--- Material for the task ---
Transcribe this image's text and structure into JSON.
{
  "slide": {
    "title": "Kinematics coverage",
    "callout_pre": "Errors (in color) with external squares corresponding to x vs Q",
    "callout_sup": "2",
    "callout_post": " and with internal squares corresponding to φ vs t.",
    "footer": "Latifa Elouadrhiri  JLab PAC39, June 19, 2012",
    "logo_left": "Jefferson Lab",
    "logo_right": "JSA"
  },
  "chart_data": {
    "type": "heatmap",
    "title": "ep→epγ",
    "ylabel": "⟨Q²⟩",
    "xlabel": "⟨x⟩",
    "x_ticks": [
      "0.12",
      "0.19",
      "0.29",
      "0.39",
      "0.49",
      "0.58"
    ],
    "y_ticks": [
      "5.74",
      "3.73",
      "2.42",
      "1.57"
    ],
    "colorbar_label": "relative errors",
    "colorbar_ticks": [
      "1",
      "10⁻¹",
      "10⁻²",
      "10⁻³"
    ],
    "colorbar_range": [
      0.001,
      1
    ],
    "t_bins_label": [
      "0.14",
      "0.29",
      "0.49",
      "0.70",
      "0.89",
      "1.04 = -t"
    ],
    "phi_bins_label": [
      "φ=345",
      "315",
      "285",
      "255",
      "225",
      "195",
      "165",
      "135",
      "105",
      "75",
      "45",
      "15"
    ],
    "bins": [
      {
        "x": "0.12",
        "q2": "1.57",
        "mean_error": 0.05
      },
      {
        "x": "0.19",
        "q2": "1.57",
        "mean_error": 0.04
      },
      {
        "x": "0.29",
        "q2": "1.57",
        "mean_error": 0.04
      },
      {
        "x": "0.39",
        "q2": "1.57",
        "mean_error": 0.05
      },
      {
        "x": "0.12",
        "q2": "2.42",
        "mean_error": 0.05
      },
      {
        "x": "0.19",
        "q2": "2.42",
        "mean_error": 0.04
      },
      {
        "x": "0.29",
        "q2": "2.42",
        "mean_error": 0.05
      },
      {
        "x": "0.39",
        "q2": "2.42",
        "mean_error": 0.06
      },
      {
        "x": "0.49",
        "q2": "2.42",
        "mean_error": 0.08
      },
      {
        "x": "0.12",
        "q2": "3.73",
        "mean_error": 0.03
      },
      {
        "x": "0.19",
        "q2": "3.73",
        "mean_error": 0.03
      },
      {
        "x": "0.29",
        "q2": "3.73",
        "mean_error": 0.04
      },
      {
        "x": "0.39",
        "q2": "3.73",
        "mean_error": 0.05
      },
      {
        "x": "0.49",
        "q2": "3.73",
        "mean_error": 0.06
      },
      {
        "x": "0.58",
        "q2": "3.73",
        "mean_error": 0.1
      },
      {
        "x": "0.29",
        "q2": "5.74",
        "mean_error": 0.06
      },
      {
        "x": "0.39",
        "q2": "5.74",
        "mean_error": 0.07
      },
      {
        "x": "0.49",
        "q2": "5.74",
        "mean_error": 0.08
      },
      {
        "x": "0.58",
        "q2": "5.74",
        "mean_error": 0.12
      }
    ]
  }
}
---
» To be done:
Using the data above, repeat every line exactly.

» Output of the task:
Transcribe this image's text and structure into JSON.
{
  "slide": {
    "title": "Kinematics coverage",
    "callout_pre": "Errors (in color) with external squares corresponding to x vs Q",
    "callout_sup": "2",
    "callout_post": " and with internal squares corresponding to φ vs t.",
    "footer": "Latifa Elouadrhiri  JLab PAC39, June 19, 2012",
    "logo_left": "Jefferson Lab",
    "logo_right": "JSA"
  },
  "chart_data": {
    "type": "heatmap",
    "title": "ep→epγ",
    "ylabel": "⟨Q²⟩",
    "xlabel": "⟨x⟩",
    "x_ticks": [
      "0.12",
      "0.19",
      "0.29",
      "0.39",
      "0.49",
      "0.58"
    ],
    "y_ticks": [
      "5.74",
      "3.73",
      "2.42",
      "1.57"
    ],
    "colorbar_label": "relative errors",
    "colorbar_ticks": [
      "1",
      "10⁻¹",
      "10⁻²",
      "10⁻³"
    ],
    "colorbar_range": [
      0.001,
      1
    ],
    "t_bins_label": [
      "0.14",
      "0.29",
      "0.49",
      "0.70",
      "0.89",
      "1.04 = -t"
    ],
    "phi_bins_label": [
      "φ=345",
      "315",
      "285",
      "255",
      "225",
      "195",
      "165",
      "135",
      "105",
      "75",
      "45",
      "15"
    ],
    "bins": [
      {
        "x": "0.12",
        "q2": "1.57",
        "mean_error": 0.05
      },
      {
        "x": "0.19",
        "q2": "1.57",
        "mean_error": 0.04
      },
      {
        "x": "0.29",
        "q2": "1.57",
        "mean_error": 0.04
      },
      {
        "x": "0.39",
        "q2": "1.57",
        "mean_error": 0.05
      },
      {
        "x": "0.12",
        "q2": "2.42",
        "mean_error": 0.05
      },
      {
        "x": "0.19",
        "q2": "2.42",
        "mean_error": 0.04
      },
      {
        "x": "0.29",
        "q2": "2.42",
        "mean_error": 0.05
      },
      {
        "x": "0.39",
        "q2": "2.42",
        "mean_error": 0.06
      },
      {
        "x": "0.49",
        "q2": "2.42",
        "mean_error": 0.08
      },
      {
        "x": "0.12",
        "q2": "3.73",
        "mean_error": 0.03
      },
      {
        "x": "0.19",
        "q2": "3.73",
        "mean_error": 0.03
      },
      {
        "x": "0.29",
        "q2": "3.73",
        "mean_error": 0.04
      },
      {
        "x": "0.39",
        "q2": "3.73",
        "mean_error": 0.05
      },
      {
        "x": "0.49",
        "q2": "3.73",
        "mean_error": 0.06
      },
      {
        "x": "0.58",
        "q2": "3.73",
        "mean_error": 0.1
      },
      {
        "x": "0.29",
        "q2": "5.74",
        "mean_error": 0.06
      },
      {
        "x": "0.39",
        "q2": "5.74",
        "mean_error": 0.07
      },
      {
        "x": "0.49",
        "q2": "5.74",
        "mean_error": 0.08
      },
      {
        "x": "0.58",
        "q2": "5.74",
        "mean_error": 0.12
      }
    ]
  }
}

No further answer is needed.